§ Exercise prompt:
Every record should be repeated exactly, except that pictures are left out.

+++ Data lines +++

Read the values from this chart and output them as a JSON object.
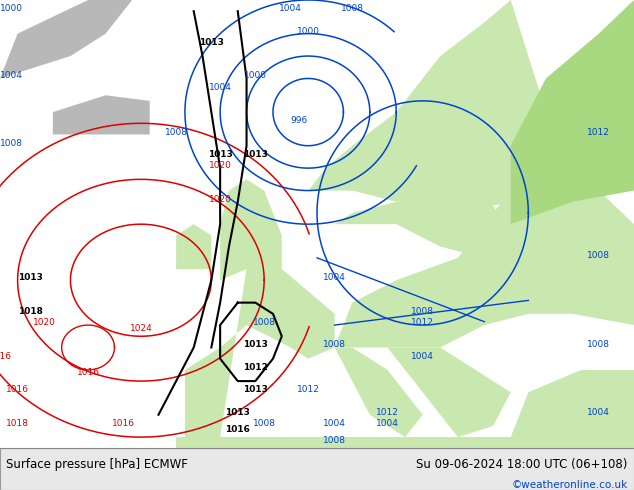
{
  "title_left": "Surface pressure [hPa] ECMWF",
  "title_right": "Su 09-06-2024 18:00 UTC (06+108)",
  "credit": "©weatheronline.co.uk",
  "ocean_color": "#e8e8e8",
  "land_color_green": "#c8e8b0",
  "land_color_bright": "#a8d880",
  "land_color_gray": "#b0b0b0",
  "footer_bg": "#e8e8e8",
  "figsize": [
    6.34,
    4.9
  ],
  "dpi": 100
}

+++

§ Solution for this exercise:
Read the values from this chart and output them as a JSON object.
{
  "title_left": "Surface pressure [hPa] ECMWF",
  "title_right": "Su 09-06-2024 18:00 UTC (06+108)",
  "credit": "©weatheronline.co.uk",
  "ocean_color": "#e8e8e8",
  "land_color_green": "#c8e8b0",
  "land_color_bright": "#a8d880",
  "land_color_gray": "#b0b0b0",
  "footer_bg": "#e8e8e8",
  "figsize": [
    6.34,
    4.9
  ],
  "dpi": 100
}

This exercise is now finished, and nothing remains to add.